Collection entries:
********************

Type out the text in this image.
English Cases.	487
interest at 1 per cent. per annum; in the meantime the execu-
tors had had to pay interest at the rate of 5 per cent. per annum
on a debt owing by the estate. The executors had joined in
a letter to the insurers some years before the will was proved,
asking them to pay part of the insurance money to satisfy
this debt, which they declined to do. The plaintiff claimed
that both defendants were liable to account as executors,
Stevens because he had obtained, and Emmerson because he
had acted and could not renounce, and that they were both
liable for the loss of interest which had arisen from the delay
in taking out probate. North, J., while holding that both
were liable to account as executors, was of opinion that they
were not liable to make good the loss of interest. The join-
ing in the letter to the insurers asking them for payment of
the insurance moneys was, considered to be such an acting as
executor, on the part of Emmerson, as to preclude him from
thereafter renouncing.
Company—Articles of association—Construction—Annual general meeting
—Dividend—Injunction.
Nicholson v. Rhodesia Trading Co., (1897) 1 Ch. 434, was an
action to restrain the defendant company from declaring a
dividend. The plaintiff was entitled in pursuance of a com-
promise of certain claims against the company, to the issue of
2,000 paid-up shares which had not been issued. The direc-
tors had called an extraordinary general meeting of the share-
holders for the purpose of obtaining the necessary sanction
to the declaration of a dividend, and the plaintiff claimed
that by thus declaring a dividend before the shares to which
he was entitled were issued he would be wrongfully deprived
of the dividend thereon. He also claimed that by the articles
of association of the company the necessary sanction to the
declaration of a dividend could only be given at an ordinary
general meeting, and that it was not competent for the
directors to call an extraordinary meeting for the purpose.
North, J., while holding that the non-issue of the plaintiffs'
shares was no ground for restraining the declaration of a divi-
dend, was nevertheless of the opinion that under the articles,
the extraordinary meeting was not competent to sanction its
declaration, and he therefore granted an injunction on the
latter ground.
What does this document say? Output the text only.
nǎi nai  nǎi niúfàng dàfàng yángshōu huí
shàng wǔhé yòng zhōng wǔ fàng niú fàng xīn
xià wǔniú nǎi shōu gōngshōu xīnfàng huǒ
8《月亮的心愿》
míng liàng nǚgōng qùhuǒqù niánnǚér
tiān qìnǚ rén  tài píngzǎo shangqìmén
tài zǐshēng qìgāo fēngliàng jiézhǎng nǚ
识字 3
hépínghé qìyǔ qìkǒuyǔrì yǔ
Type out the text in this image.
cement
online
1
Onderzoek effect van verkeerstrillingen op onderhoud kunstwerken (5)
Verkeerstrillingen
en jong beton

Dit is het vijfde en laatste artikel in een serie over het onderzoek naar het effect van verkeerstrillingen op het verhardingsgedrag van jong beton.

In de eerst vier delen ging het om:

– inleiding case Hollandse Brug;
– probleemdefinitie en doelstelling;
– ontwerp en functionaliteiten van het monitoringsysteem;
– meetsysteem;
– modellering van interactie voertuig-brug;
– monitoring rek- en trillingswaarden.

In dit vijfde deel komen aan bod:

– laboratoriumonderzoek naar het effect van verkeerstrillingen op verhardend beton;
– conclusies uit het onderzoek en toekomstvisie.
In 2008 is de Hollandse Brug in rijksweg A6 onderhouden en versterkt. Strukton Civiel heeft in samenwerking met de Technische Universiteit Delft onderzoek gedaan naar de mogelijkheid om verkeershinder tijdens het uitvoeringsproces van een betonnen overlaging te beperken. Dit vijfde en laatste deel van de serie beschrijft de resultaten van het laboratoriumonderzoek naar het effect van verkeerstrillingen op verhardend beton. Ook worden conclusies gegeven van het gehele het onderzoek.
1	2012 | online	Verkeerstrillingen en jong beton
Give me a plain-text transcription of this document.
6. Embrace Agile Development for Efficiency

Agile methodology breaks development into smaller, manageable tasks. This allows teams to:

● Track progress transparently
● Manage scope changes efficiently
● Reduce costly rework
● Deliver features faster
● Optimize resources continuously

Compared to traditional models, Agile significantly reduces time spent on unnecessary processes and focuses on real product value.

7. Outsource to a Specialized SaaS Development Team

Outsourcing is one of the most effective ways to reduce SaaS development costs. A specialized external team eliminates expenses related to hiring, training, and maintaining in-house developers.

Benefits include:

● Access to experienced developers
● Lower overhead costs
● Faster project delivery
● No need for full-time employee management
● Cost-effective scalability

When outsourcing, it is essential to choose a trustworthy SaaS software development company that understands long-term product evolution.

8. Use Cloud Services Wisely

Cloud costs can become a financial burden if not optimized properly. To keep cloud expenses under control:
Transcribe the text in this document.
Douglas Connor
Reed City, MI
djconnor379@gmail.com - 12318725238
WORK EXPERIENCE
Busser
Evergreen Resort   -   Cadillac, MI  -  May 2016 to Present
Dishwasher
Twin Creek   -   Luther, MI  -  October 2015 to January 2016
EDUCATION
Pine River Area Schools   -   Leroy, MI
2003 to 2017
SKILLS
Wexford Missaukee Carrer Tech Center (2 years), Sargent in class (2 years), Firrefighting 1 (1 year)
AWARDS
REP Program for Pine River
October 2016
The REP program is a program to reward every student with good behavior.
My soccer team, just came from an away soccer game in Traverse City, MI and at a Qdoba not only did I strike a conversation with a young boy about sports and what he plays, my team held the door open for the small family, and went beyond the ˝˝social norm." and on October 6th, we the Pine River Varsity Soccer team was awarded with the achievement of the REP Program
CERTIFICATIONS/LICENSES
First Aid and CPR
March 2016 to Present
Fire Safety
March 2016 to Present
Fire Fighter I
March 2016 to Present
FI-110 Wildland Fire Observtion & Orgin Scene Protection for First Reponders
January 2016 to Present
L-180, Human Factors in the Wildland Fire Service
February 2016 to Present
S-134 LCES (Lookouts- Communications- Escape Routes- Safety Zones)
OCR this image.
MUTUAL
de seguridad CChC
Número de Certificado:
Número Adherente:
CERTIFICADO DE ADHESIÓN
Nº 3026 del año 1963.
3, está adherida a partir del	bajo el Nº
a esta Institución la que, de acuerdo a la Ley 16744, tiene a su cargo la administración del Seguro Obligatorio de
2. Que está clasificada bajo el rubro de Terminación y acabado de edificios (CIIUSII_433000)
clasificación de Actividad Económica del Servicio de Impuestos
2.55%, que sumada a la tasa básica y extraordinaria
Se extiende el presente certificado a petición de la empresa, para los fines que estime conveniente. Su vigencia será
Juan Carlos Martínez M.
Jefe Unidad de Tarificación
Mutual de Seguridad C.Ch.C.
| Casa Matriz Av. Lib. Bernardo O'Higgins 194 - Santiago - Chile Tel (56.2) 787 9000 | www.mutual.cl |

********************

▶ _Given problem_:
Transcribe all lines as written.

▶ _Response for this exercise_:
Type out the text in this image.
English Cases.	487
interest at 1 per cent. per annum; in the meantime the execu-
tors had had to pay interest at the rate of 5 per cent. per annum
on a debt owing by the estate. The executors had joined in
a letter to the insurers some years before the will was proved,
asking them to pay part of the insurance money to satisfy
this debt, which they declined to do. The plaintiff claimed
that both defendants were liable to account as executors,
Stevens because he had obtained, and Emmerson because he
had acted and could not renounce, and that they were both
liable for the loss of interest which had arisen from the delay
in taking out probate. North, J., while holding that both
were liable to account as executors, was of opinion that they
were not liable to make good the loss of interest. The join-
ing in the letter to the insurers asking them for payment of
the insurance moneys was, considered to be such an acting as
executor, on the part of Emmerson, as to preclude him from
thereafter renouncing.
Company—Articles of association—Construction—Annual general meeting
—Dividend—Injunction.
Nicholson v. Rhodesia Trading Co., (1897) 1 Ch. 434, was an
action to restrain the defendant company from declaring a
dividend. The plaintiff was entitled in pursuance of a com-
promise of certain claims against the company, to the issue of
2,000 paid-up shares which had not been issued. The direc-
tors had called an extraordinary general meeting of the share-
holders for the purpose of obtaining the necessary sanction
to the declaration of a dividend, and the plaintiff claimed
that by thus declaring a dividend before the shares to which
he was entitled were issued he would be wrongfully deprived
of the dividend thereon. He also claimed that by the articles
of association of the company the necessary sanction to the
declaration of a dividend could only be given at an ordinary
general meeting, and that it was not competent for the
directors to call an extraordinary meeting for the purpose.
North, J., while holding that the non-issue of the plaintiffs'
shares was no ground for restraining the declaration of a divi-
dend, was nevertheless of the opinion that under the articles,
the extraordinary meeting was not competent to sanction its
declaration, and he therefore granted an injunction on the
latter ground.
What does this document say? Output the text only.
nǎi nai  nǎi niúfàng dàfàng yángshōu huí
shàng wǔhé yòng zhōng wǔ fàng niú fàng xīn
xià wǔniú nǎi shōu gōngshōu xīnfàng huǒ
8《月亮的心愿》
míng liàng nǚgōng qùhuǒqù niánnǚér
tiān qìnǚ rén  tài píngzǎo shangqìmén
tài zǐshēng qìgāo fēngliàng jiézhǎng nǚ
识字 3
hépínghé qìyǔ qìkǒuyǔrì yǔ
Type out the text in this image.
cement
online
1
Onderzoek effect van verkeerstrillingen op onderhoud kunstwerken (5)
Verkeerstrillingen
en jong beton

Dit is het vijfde en laatste artikel in een serie over het onderzoek naar het effect van verkeerstrillingen op het verhardingsgedrag van jong beton.

In de eerst vier delen ging het om:

– inleiding case Hollandse Brug;
– probleemdefinitie en doelstelling;
– ontwerp en functionaliteiten van het monitoringsysteem;
– meetsysteem;
– modellering van interactie voertuig-brug;
– monitoring rek- en trillingswaarden.

In dit vijfde deel komen aan bod:

– laboratoriumonderzoek naar het effect van verkeerstrillingen op verhardend beton;
– conclusies uit het onderzoek en toekomstvisie.
In 2008 is de Hollandse Brug in rijksweg A6 onderhouden en versterkt. Strukton Civiel heeft in samenwerking met de Technische Universiteit Delft onderzoek gedaan naar de mogelijkheid om verkeershinder tijdens het uitvoeringsproces van een betonnen overlaging te beperken. Dit vijfde en laatste deel van de serie beschrijft de resultaten van het laboratoriumonderzoek naar het effect van verkeerstrillingen op verhardend beton. Ook worden conclusies gegeven van het gehele het onderzoek.
1	2012 | online	Verkeerstrillingen en jong beton
Give me a plain-text transcription of this document.
6. Embrace Agile Development for Efficiency

Agile methodology breaks development into smaller, manageable tasks. This allows teams to:

● Track progress transparently
● Manage scope changes efficiently
● Reduce costly rework
● Deliver features faster
● Optimize resources continuously

Compared to traditional models, Agile significantly reduces time spent on unnecessary processes and focuses on real product value.

7. Outsource to a Specialized SaaS Development Team

Outsourcing is one of the most effective ways to reduce SaaS development costs. A specialized external team eliminates expenses related to hiring, training, and maintaining in-house developers.

Benefits include:

● Access to experienced developers
● Lower overhead costs
● Faster project delivery
● No need for full-time employee management
● Cost-effective scalability

When outsourcing, it is essential to choose a trustworthy SaaS software development company that understands long-term product evolution.

8. Use Cloud Services Wisely

Cloud costs can become a financial burden if not optimized properly. To keep cloud expenses under control:
Transcribe the text in this document.
Douglas Connor
Reed City, MI
djconnor379@gmail.com - 12318725238
WORK EXPERIENCE
Busser
Evergreen Resort   -   Cadillac, MI  -  May 2016 to Present
Dishwasher
Twin Creek   -   Luther, MI  -  October 2015 to January 2016
EDUCATION
Pine River Area Schools   -   Leroy, MI
2003 to 2017
SKILLS
Wexford Missaukee Carrer Tech Center (2 years), Sargent in class (2 years), Firrefighting 1 (1 year)
AWARDS
REP Program for Pine River
October 2016
The REP program is a program to reward every student with good behavior.
My soccer team, just came from an away soccer game in Traverse City, MI and at a Qdoba not only did I strike a conversation with a young boy about sports and what he plays, my team held the door open for the small family, and went beyond the ˝˝social norm." and on October 6th, we the Pine River Varsity Soccer team was awarded with the achievement of the REP Program
CERTIFICATIONS/LICENSES
First Aid and CPR
March 2016 to Present
Fire Safety
March 2016 to Present
Fire Fighter I
March 2016 to Present
FI-110 Wildland Fire Observtion & Orgin Scene Protection for First Reponders
January 2016 to Present
L-180, Human Factors in the Wildland Fire Service
February 2016 to Present
S-134 LCES (Lookouts- Communications- Escape Routes- Safety Zones)
OCR this image.
MUTUAL
de seguridad CChC
Número de Certificado:
Número Adherente:
CERTIFICADO DE ADHESIÓN
Nº 3026 del año 1963.
3, está adherida a partir del	bajo el Nº
a esta Institución la que, de acuerdo a la Ley 16744, tiene a su cargo la administración del Seguro Obligatorio de
2. Que está clasificada bajo el rubro de Terminación y acabado de edificios (CIIUSII_433000)
clasificación de Actividad Económica del Servicio de Impuestos
2.55%, que sumada a la tasa básica y extraordinaria
Se extiende el presente certificado a petición de la empresa, para los fines que estime conveniente. Su vigencia será
Juan Carlos Martínez M.
Jefe Unidad de Tarificación
Mutual de Seguridad C.Ch.C.
| Casa Matriz Av. Lib. Bernardo O'Higgins 194 - Santiago - Chile Tel (56.2) 787 9000 | www.mutual.cl |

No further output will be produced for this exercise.